From the entries below, copy every line holding the word "инвестиции".
## START
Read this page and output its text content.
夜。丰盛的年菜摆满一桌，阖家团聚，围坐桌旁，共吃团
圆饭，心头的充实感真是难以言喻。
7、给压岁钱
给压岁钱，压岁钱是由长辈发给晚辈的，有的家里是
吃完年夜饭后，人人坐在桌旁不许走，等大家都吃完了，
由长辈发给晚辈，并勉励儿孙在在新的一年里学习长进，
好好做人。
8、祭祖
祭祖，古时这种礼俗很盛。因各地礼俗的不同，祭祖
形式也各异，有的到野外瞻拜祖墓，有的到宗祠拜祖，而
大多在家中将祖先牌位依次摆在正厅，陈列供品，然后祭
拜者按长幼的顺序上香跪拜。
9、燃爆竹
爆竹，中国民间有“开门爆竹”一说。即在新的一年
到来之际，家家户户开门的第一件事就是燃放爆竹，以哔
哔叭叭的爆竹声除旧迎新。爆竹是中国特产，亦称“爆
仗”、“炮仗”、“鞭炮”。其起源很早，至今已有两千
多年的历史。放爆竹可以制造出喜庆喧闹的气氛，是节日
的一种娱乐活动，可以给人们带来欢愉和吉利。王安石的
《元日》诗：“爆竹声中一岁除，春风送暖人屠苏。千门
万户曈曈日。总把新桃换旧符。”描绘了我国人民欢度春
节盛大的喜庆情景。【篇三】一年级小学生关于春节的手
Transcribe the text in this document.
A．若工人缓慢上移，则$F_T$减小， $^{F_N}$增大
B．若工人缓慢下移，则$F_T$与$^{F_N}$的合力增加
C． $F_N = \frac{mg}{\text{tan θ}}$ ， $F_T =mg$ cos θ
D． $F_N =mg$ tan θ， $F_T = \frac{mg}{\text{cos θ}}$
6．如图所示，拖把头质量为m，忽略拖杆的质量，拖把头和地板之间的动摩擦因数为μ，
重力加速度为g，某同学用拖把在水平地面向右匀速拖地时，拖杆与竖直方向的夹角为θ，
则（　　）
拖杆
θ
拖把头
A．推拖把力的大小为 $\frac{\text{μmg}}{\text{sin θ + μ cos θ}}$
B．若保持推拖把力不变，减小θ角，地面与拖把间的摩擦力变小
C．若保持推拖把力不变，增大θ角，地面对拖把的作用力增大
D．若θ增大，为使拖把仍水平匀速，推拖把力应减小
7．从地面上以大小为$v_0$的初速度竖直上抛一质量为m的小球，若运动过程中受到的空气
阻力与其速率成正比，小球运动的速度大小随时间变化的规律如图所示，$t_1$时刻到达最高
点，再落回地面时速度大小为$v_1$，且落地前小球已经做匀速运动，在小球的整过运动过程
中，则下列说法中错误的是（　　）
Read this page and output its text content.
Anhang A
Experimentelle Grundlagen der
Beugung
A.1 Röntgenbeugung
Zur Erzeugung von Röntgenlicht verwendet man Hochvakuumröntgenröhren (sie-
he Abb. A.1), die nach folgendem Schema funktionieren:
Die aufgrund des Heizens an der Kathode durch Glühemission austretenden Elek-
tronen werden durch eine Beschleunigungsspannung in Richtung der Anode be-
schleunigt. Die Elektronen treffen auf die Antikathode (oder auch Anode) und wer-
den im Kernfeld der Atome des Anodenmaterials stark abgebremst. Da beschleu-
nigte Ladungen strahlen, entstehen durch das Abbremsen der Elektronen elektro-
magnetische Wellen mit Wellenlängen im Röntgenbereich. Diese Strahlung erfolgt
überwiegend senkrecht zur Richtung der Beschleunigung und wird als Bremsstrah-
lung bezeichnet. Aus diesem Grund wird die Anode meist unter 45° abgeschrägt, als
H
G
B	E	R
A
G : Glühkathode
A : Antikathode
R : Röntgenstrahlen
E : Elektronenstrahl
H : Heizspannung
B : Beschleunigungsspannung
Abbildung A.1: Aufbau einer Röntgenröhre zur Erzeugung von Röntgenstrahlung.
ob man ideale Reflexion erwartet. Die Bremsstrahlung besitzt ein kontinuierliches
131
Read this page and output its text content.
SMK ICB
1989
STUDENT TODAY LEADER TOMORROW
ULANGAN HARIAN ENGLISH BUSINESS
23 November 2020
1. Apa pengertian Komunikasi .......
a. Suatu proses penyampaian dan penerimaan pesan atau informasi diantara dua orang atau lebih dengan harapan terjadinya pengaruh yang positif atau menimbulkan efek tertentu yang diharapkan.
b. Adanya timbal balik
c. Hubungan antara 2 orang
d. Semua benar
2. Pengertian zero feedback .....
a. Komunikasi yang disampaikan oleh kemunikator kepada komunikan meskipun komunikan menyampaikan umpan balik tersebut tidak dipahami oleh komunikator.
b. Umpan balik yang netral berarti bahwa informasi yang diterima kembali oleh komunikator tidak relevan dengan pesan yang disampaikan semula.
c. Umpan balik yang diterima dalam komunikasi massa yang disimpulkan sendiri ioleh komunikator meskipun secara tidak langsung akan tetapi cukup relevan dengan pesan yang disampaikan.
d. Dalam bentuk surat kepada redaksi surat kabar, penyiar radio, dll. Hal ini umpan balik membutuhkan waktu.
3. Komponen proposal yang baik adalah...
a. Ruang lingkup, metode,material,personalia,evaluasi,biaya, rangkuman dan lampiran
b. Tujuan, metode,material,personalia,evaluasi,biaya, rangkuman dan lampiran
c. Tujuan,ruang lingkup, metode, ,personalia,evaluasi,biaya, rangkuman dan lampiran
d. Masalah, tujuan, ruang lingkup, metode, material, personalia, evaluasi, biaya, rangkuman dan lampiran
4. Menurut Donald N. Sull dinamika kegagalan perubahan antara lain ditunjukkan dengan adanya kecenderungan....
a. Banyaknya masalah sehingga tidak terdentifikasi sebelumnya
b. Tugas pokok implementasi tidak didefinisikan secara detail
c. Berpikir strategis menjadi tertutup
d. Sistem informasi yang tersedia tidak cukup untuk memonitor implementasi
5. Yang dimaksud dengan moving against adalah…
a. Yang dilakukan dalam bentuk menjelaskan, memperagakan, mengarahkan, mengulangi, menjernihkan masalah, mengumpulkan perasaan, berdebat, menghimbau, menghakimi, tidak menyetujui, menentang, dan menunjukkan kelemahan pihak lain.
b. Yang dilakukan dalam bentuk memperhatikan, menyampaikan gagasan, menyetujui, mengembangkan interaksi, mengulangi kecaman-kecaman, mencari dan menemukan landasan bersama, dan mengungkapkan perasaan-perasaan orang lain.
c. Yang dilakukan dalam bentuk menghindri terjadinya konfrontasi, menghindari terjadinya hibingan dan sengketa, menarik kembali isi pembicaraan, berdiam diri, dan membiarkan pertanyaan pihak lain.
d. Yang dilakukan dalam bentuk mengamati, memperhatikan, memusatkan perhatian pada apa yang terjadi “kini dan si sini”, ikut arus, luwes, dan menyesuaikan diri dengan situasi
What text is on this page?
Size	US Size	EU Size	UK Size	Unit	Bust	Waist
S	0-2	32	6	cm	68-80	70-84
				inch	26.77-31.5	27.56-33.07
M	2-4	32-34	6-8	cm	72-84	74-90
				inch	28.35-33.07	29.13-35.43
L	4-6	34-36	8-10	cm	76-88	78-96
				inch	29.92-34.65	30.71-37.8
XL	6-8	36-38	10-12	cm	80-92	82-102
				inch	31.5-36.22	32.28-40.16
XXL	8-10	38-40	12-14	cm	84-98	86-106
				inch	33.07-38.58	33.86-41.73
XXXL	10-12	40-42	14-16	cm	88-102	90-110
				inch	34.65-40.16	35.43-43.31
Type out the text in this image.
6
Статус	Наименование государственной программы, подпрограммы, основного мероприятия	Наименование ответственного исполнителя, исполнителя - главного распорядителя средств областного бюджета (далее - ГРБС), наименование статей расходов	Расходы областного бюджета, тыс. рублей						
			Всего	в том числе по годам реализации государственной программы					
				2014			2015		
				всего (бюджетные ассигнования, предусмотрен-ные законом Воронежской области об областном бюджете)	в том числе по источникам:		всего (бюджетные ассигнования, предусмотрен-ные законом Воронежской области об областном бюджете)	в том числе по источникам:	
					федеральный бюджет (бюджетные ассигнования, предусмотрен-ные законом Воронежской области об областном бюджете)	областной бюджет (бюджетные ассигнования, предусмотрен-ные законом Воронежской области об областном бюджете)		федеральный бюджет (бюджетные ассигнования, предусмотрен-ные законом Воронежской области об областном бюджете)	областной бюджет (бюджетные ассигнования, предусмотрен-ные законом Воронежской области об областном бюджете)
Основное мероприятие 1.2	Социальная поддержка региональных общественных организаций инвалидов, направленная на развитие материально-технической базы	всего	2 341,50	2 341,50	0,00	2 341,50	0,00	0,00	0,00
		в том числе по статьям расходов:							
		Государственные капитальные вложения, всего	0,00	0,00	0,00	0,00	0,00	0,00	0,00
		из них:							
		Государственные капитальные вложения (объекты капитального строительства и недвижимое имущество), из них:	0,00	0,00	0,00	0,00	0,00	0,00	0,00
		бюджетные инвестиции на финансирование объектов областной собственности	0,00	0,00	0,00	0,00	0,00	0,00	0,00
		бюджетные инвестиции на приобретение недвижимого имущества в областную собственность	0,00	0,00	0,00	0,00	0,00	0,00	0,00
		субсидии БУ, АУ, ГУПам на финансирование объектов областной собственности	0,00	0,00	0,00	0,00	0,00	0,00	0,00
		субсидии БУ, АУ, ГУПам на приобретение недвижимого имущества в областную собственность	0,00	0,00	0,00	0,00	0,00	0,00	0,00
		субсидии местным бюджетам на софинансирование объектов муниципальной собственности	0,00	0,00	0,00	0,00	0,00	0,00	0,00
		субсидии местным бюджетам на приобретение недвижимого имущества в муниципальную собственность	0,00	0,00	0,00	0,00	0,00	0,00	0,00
## END
- **Response**:
		бюджетные инвестиции на финансирование объектов областной собственности	0,00	0,00	0,00	0,00	0,00	0,00	0,00
		бюджетные инвестиции на приобретение недвижимого имущества в областную собственность	0,00	0,00	0,00	0,00	0,00	0,00	0,00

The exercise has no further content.